(Collected data)

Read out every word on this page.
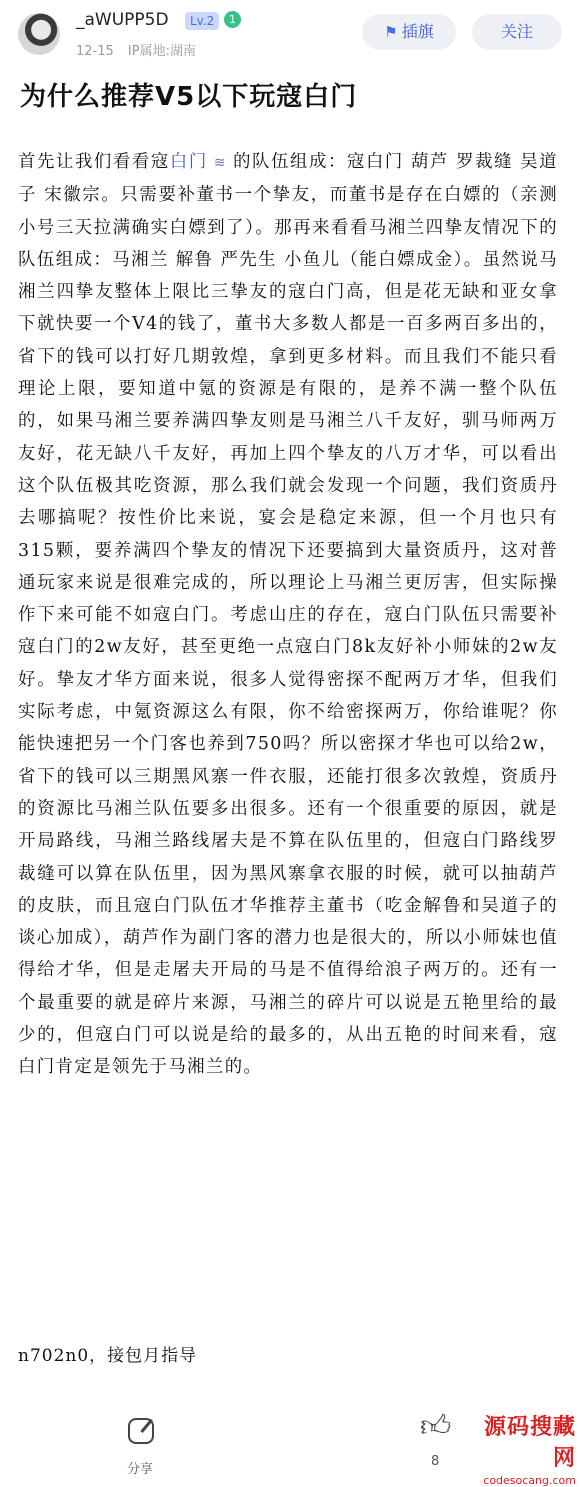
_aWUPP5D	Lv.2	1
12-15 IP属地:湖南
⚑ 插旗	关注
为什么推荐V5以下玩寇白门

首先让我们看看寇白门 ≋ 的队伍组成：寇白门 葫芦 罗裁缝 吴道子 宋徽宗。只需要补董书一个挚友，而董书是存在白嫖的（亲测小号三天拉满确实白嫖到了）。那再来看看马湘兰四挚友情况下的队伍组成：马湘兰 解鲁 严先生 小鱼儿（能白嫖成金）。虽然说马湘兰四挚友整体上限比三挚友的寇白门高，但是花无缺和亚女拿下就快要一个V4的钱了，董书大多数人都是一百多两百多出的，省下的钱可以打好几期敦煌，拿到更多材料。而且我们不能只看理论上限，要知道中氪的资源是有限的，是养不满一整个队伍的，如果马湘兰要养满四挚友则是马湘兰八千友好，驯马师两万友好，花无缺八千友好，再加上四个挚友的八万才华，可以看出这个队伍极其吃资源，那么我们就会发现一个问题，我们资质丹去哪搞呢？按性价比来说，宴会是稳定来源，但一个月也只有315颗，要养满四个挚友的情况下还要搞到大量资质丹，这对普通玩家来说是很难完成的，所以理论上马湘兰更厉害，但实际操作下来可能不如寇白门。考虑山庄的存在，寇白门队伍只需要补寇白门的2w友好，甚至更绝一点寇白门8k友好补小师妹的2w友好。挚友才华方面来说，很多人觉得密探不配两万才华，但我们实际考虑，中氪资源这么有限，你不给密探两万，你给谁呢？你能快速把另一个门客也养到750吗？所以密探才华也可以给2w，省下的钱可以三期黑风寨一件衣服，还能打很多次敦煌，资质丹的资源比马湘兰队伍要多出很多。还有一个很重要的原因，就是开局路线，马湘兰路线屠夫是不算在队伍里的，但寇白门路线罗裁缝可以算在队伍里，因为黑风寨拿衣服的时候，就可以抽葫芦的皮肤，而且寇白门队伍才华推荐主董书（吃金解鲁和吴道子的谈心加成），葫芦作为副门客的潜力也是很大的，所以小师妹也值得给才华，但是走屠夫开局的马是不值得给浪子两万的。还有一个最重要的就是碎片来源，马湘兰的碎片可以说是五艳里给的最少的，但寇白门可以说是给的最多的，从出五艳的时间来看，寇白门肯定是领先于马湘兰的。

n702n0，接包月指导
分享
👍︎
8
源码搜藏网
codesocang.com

- Task brief -
Repeat all the data as it stands, dropping any images it holds.

- Full output -
Read out every word on this page.
_aWUPP5D	Lv.2	1
12-15 IP属地:湖南
⚑ 插旗	关注
为什么推荐V5以下玩寇白门

首先让我们看看寇白门 ≋ 的队伍组成：寇白门 葫芦 罗裁缝 吴道子 宋徽宗。只需要补董书一个挚友，而董书是存在白嫖的（亲测小号三天拉满确实白嫖到了）。那再来看看马湘兰四挚友情况下的队伍组成：马湘兰 解鲁 严先生 小鱼儿（能白嫖成金）。虽然说马湘兰四挚友整体上限比三挚友的寇白门高，但是花无缺和亚女拿下就快要一个V4的钱了，董书大多数人都是一百多两百多出的，省下的钱可以打好几期敦煌，拿到更多材料。而且我们不能只看理论上限，要知道中氪的资源是有限的，是养不满一整个队伍的，如果马湘兰要养满四挚友则是马湘兰八千友好，驯马师两万友好，花无缺八千友好，再加上四个挚友的八万才华，可以看出这个队伍极其吃资源，那么我们就会发现一个问题，我们资质丹去哪搞呢？按性价比来说，宴会是稳定来源，但一个月也只有315颗，要养满四个挚友的情况下还要搞到大量资质丹，这对普通玩家来说是很难完成的，所以理论上马湘兰更厉害，但实际操作下来可能不如寇白门。考虑山庄的存在，寇白门队伍只需要补寇白门的2w友好，甚至更绝一点寇白门8k友好补小师妹的2w友好。挚友才华方面来说，很多人觉得密探不配两万才华，但我们实际考虑，中氪资源这么有限，你不给密探两万，你给谁呢？你能快速把另一个门客也养到750吗？所以密探才华也可以给2w，省下的钱可以三期黑风寨一件衣服，还能打很多次敦煌，资质丹的资源比马湘兰队伍要多出很多。还有一个很重要的原因，就是开局路线，马湘兰路线屠夫是不算在队伍里的，但寇白门路线罗裁缝可以算在队伍里，因为黑风寨拿衣服的时候，就可以抽葫芦的皮肤，而且寇白门队伍才华推荐主董书（吃金解鲁和吴道子的谈心加成），葫芦作为副门客的潜力也是很大的，所以小师妹也值得给才华，但是走屠夫开局的马是不值得给浪子两万的。还有一个最重要的就是碎片来源，马湘兰的碎片可以说是五艳里给的最少的，但寇白门可以说是给的最多的，从出五艳的时间来看，寇白门肯定是领先于马湘兰的。

n702n0，接包月指导
分享
👍︎
8
源码搜藏网
codesocang.com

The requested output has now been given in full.